---------- EXTRACTED INFORMATION

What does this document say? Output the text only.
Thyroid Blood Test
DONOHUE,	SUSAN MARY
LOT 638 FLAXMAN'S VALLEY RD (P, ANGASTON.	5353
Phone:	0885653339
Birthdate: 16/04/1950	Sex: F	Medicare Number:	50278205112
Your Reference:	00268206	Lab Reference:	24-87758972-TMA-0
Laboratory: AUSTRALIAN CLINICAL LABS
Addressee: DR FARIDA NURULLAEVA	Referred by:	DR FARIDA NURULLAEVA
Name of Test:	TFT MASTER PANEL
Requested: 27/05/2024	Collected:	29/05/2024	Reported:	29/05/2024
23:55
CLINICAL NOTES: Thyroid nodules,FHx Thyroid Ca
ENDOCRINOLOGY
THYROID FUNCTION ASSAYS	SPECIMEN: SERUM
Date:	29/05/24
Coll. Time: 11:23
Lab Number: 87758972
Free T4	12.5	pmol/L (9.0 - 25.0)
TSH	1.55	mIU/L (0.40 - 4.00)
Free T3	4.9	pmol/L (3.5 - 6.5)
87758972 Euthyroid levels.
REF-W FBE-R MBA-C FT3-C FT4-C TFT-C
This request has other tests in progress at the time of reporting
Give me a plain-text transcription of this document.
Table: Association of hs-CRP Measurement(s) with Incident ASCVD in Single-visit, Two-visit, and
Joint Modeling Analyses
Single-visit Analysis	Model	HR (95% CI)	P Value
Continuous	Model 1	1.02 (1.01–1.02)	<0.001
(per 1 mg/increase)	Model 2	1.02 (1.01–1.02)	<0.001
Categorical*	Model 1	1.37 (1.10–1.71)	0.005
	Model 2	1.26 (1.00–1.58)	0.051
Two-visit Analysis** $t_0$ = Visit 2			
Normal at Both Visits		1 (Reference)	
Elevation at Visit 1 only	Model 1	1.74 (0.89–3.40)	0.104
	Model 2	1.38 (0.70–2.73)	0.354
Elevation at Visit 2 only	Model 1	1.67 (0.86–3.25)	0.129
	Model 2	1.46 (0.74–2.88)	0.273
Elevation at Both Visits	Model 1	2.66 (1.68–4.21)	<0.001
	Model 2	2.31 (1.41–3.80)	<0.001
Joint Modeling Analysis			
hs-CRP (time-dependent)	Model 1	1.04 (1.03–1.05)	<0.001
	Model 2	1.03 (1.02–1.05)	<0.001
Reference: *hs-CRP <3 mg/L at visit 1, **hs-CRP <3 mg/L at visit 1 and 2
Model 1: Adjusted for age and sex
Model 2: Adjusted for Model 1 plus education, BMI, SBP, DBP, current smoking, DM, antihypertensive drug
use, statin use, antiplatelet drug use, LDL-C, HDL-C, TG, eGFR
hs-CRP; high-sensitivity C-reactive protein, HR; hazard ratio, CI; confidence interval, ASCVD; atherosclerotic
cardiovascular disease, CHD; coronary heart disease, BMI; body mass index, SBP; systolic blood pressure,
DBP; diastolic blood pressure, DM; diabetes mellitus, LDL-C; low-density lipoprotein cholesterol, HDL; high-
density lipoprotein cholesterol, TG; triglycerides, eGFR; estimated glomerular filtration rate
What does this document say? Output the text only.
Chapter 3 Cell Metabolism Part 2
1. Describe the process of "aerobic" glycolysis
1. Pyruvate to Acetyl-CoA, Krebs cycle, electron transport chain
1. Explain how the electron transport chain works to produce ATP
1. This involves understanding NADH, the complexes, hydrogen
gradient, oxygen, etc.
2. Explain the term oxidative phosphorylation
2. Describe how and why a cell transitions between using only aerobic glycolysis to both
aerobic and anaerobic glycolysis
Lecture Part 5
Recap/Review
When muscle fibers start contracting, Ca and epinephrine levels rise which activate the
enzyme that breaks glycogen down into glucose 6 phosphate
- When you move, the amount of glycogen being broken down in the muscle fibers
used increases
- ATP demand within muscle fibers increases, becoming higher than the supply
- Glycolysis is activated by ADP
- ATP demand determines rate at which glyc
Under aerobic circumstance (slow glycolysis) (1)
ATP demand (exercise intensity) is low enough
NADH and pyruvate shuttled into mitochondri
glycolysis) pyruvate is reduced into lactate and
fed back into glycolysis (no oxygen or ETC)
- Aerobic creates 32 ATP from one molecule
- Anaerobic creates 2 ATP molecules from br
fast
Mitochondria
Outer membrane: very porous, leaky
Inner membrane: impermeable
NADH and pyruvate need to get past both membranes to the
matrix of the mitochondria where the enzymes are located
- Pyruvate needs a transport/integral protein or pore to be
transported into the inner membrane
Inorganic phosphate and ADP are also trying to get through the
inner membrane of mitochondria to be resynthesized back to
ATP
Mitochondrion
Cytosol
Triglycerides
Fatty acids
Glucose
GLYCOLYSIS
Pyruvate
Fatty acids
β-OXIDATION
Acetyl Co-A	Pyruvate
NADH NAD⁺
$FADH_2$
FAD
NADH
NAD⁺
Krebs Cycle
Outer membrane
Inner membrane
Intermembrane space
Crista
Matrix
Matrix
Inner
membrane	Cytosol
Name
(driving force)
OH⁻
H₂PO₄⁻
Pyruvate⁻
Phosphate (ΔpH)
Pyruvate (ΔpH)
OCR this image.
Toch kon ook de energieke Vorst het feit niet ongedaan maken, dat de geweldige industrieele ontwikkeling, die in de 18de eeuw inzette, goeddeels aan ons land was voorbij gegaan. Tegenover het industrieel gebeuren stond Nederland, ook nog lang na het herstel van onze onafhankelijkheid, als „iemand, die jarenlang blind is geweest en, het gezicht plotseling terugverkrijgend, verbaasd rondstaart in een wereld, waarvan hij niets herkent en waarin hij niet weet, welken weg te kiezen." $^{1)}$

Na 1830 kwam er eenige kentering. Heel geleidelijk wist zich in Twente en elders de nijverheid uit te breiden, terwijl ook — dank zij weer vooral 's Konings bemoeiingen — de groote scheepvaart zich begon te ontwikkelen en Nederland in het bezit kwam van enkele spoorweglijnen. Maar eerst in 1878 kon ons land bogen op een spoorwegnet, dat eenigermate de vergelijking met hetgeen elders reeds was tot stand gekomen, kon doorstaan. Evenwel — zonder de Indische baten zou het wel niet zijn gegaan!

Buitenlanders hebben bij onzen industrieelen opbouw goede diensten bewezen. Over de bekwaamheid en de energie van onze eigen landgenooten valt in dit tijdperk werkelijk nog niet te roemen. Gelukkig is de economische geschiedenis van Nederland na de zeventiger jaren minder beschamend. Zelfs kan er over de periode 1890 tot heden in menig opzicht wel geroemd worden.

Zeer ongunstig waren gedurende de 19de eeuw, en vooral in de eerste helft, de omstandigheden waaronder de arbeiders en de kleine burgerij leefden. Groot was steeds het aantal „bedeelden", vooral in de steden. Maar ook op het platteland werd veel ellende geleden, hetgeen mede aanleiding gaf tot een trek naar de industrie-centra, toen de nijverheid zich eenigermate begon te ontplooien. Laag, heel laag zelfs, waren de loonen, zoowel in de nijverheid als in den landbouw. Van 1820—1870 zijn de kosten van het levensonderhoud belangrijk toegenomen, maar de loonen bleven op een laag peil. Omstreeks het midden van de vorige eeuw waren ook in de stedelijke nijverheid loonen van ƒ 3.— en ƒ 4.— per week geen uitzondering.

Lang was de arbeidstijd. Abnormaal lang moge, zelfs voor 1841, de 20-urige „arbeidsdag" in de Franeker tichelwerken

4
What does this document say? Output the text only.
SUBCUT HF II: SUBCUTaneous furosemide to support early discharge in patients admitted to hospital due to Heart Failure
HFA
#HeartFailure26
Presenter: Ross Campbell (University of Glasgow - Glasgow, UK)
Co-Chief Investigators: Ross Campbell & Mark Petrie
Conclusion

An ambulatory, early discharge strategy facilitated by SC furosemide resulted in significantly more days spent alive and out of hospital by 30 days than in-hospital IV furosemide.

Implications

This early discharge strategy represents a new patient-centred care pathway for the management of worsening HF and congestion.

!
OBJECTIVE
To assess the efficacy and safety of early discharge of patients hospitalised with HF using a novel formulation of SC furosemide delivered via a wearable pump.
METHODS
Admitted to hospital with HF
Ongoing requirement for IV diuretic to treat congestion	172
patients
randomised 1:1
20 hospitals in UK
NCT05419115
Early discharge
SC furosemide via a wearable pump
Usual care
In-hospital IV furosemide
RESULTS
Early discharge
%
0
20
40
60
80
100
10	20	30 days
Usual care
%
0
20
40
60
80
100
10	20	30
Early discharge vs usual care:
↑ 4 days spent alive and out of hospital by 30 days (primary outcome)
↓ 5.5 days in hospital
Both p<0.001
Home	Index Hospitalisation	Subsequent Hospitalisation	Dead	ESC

--------------------

ABOUT THIS TASK :: The word to look for is "levels"; copy out every line of the entries that holds it.

RESULT BELOW ::
87758972 Euthyroid levels.
When muscle fibers start contracting, Ca and epinephrine levels rise which activate the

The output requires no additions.